* Records for the task:
____

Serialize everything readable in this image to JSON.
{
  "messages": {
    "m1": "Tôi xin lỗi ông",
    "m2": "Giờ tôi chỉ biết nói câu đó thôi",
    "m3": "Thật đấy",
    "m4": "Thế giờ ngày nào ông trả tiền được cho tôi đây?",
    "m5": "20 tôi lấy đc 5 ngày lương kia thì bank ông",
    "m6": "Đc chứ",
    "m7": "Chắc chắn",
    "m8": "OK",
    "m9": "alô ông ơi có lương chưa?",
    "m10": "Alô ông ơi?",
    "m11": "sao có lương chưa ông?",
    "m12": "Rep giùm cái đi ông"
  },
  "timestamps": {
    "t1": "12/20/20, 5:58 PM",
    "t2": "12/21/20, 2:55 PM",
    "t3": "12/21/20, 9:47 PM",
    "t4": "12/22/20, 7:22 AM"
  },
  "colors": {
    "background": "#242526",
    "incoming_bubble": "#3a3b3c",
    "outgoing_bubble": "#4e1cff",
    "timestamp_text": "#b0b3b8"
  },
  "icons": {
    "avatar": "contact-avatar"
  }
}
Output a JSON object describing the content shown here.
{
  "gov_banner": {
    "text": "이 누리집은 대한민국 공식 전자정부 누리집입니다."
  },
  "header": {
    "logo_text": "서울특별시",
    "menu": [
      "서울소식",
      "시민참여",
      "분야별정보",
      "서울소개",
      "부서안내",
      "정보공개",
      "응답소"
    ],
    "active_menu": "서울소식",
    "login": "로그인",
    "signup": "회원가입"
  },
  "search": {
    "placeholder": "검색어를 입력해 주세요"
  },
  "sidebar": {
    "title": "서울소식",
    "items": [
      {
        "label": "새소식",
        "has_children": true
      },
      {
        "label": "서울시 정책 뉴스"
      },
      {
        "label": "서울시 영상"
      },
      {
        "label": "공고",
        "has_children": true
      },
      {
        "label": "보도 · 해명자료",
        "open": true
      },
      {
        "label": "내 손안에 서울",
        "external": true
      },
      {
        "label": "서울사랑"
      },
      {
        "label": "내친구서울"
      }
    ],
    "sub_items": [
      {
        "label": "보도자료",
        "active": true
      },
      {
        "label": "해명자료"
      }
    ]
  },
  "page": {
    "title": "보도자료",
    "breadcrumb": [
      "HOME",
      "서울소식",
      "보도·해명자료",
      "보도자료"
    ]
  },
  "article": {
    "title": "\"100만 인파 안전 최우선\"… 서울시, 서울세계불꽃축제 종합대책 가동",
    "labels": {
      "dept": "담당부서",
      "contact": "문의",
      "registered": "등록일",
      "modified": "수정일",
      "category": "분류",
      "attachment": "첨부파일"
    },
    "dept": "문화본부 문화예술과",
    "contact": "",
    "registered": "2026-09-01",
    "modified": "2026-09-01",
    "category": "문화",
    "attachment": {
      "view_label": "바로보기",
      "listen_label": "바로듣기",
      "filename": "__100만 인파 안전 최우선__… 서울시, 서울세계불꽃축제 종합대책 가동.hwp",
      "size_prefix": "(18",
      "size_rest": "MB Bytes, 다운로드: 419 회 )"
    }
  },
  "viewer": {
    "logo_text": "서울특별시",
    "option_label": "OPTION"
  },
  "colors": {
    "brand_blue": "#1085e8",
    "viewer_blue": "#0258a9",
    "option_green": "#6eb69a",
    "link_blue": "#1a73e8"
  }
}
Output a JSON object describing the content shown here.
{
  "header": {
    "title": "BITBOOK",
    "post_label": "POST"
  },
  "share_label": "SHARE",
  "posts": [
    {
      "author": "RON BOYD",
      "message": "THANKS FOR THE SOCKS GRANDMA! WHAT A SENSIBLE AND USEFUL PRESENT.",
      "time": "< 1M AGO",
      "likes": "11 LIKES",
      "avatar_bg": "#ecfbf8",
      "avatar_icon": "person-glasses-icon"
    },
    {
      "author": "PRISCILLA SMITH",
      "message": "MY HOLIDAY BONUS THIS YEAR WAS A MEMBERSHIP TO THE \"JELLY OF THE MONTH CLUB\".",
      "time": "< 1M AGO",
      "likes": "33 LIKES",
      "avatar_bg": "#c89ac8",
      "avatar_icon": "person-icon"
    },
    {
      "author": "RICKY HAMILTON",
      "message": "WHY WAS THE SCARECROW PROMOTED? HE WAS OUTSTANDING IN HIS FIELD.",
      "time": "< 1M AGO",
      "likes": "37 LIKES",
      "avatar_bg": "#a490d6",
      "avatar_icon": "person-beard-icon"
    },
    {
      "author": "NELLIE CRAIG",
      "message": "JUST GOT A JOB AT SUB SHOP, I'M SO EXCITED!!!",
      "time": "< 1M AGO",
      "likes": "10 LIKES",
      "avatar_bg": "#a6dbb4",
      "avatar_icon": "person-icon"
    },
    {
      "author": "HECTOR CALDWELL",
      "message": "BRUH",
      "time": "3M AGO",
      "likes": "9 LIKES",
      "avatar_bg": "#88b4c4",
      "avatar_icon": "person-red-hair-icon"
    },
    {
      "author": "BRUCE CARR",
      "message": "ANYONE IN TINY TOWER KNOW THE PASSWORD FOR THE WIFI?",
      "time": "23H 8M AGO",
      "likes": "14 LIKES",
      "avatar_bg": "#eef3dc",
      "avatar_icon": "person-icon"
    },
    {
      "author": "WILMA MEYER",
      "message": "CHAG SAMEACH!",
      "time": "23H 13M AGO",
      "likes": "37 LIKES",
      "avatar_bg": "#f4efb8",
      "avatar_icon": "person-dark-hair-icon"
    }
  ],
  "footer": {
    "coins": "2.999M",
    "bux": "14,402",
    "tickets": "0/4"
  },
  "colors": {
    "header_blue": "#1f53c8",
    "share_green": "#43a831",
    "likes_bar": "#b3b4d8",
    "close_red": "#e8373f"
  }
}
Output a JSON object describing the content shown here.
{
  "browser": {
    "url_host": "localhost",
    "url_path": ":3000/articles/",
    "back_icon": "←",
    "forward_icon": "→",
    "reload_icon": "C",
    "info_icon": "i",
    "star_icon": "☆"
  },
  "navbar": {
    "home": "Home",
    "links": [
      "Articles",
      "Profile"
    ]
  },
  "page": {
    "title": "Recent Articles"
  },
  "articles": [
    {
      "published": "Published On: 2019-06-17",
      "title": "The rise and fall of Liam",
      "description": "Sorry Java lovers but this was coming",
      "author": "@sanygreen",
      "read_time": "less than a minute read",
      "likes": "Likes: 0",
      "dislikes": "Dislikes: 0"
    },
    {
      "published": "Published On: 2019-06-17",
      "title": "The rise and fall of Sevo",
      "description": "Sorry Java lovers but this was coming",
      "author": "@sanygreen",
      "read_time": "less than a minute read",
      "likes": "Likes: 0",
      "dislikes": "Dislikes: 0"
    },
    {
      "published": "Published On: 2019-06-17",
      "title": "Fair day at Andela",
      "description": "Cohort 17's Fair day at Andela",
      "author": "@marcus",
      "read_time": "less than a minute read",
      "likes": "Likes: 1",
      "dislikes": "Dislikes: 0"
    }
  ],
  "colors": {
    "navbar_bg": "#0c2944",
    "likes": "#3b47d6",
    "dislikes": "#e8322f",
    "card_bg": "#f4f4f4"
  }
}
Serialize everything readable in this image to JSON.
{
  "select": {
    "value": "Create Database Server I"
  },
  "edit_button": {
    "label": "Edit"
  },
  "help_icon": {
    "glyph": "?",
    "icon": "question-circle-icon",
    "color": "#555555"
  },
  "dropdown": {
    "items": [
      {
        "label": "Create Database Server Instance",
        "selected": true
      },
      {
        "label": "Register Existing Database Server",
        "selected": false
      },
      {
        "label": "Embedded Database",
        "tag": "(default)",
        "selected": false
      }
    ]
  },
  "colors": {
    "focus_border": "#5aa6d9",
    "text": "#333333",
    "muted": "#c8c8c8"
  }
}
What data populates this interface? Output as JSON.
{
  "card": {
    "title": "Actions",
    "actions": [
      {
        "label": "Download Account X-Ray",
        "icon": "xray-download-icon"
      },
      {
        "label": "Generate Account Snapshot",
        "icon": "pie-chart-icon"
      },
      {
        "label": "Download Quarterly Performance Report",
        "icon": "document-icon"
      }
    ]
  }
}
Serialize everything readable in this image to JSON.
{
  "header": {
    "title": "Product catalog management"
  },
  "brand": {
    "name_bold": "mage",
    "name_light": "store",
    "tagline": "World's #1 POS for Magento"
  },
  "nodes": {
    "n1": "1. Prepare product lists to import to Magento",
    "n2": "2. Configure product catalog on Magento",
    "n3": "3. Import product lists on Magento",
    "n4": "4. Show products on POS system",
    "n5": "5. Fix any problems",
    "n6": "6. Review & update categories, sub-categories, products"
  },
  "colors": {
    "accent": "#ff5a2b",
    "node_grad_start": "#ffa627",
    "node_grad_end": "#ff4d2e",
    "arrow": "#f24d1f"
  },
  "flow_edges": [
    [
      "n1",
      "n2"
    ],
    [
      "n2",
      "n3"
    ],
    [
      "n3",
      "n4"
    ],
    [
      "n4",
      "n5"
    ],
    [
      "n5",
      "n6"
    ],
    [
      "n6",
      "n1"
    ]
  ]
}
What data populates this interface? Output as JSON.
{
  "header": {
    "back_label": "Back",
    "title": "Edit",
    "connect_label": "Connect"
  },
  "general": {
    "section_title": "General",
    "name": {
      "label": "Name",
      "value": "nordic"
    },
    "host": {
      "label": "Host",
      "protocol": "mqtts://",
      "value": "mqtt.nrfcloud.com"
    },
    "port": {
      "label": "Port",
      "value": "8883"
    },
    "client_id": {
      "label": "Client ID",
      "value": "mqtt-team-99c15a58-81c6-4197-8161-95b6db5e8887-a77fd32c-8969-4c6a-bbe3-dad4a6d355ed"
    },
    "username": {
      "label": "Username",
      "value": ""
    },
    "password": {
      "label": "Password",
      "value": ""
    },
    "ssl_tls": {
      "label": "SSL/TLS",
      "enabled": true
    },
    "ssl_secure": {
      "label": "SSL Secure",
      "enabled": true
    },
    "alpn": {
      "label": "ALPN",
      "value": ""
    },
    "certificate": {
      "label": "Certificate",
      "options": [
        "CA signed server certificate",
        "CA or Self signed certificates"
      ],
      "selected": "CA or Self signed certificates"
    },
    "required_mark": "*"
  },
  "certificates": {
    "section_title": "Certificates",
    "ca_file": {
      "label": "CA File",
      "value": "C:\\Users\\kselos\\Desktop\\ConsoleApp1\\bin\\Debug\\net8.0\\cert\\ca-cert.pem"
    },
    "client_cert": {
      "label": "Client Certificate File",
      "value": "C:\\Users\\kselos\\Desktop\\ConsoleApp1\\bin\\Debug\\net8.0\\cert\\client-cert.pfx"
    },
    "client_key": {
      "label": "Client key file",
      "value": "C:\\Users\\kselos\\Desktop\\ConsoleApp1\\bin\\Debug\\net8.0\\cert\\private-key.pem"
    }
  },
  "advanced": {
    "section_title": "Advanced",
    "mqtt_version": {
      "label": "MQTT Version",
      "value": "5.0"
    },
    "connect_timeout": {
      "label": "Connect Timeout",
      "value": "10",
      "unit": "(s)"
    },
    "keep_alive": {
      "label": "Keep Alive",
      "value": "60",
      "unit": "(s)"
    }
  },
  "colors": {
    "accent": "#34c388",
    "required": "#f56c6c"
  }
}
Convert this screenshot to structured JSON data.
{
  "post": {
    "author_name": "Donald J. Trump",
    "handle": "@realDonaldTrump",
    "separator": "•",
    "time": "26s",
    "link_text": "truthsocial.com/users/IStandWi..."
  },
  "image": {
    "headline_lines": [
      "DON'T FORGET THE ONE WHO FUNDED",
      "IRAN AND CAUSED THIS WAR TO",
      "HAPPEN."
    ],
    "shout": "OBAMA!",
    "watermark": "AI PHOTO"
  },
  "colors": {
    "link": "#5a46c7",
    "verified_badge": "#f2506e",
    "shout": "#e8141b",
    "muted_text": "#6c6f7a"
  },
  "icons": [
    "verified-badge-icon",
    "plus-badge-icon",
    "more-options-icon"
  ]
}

____

* The problem: Gather and copy every line of the data in which the string "서울소식" is found.

* Solution to the exercise:
      "서울소식",
    "active_menu": "서울소식",
    "title": "서울소식",
      "서울소식",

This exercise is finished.